===== RECORD SET =====
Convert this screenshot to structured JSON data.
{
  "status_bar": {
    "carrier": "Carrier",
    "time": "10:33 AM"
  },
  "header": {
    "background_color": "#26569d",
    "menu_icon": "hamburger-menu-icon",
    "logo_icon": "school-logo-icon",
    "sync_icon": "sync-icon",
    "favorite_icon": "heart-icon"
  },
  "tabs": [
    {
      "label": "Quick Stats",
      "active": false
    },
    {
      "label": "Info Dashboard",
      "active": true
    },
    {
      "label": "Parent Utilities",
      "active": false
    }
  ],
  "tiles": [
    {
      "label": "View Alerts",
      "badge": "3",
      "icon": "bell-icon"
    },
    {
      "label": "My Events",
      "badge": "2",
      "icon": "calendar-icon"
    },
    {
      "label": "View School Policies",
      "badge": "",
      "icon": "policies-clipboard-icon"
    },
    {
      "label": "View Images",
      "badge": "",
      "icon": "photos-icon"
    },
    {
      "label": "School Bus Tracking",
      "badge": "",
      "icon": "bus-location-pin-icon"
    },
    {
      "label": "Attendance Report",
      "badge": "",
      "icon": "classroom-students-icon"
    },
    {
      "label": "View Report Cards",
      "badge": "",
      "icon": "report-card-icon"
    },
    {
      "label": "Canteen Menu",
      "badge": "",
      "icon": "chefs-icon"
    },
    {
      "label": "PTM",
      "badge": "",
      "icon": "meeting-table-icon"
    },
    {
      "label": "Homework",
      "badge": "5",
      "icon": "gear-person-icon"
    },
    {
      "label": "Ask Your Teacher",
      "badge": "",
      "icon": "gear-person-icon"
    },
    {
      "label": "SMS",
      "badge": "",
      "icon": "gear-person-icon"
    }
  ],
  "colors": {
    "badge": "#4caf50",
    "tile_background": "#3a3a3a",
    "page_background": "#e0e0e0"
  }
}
=====
* _DIRECTION_:
Quote all of the entries verbatim.

* _TASK RESULT_:
Convert this screenshot to structured JSON data.
{
  "status_bar": {
    "carrier": "Carrier",
    "time": "10:33 AM"
  },
  "header": {
    "background_color": "#26569d",
    "menu_icon": "hamburger-menu-icon",
    "logo_icon": "school-logo-icon",
    "sync_icon": "sync-icon",
    "favorite_icon": "heart-icon"
  },
  "tabs": [
    {
      "label": "Quick Stats",
      "active": false
    },
    {
      "label": "Info Dashboard",
      "active": true
    },
    {
      "label": "Parent Utilities",
      "active": false
    }
  ],
  "tiles": [
    {
      "label": "View Alerts",
      "badge": "3",
      "icon": "bell-icon"
    },
    {
      "label": "My Events",
      "badge": "2",
      "icon": "calendar-icon"
    },
    {
      "label": "View School Policies",
      "badge": "",
      "icon": "policies-clipboard-icon"
    },
    {
      "label": "View Images",
      "badge": "",
      "icon": "photos-icon"
    },
    {
      "label": "School Bus Tracking",
      "badge": "",
      "icon": "bus-location-pin-icon"
    },
    {
      "label": "Attendance Report",
      "badge": "",
      "icon": "classroom-students-icon"
    },
    {
      "label": "View Report Cards",
      "badge": "",
      "icon": "report-card-icon"
    },
    {
      "label": "Canteen Menu",
      "badge": "",
      "icon": "chefs-icon"
    },
    {
      "label": "PTM",
      "badge": "",
      "icon": "meeting-table-icon"
    },
    {
      "label": "Homework",
      "badge": "5",
      "icon": "gear-person-icon"
    },
    {
      "label": "Ask Your Teacher",
      "badge": "",
      "icon": "gear-person-icon"
    },
    {
      "label": "SMS",
      "badge": "",
      "icon": "gear-person-icon"
    }
  ],
  "colors": {
    "badge": "#4caf50",
    "tile_background": "#3a3a3a",
    "page_background": "#e0e0e0"
  }
}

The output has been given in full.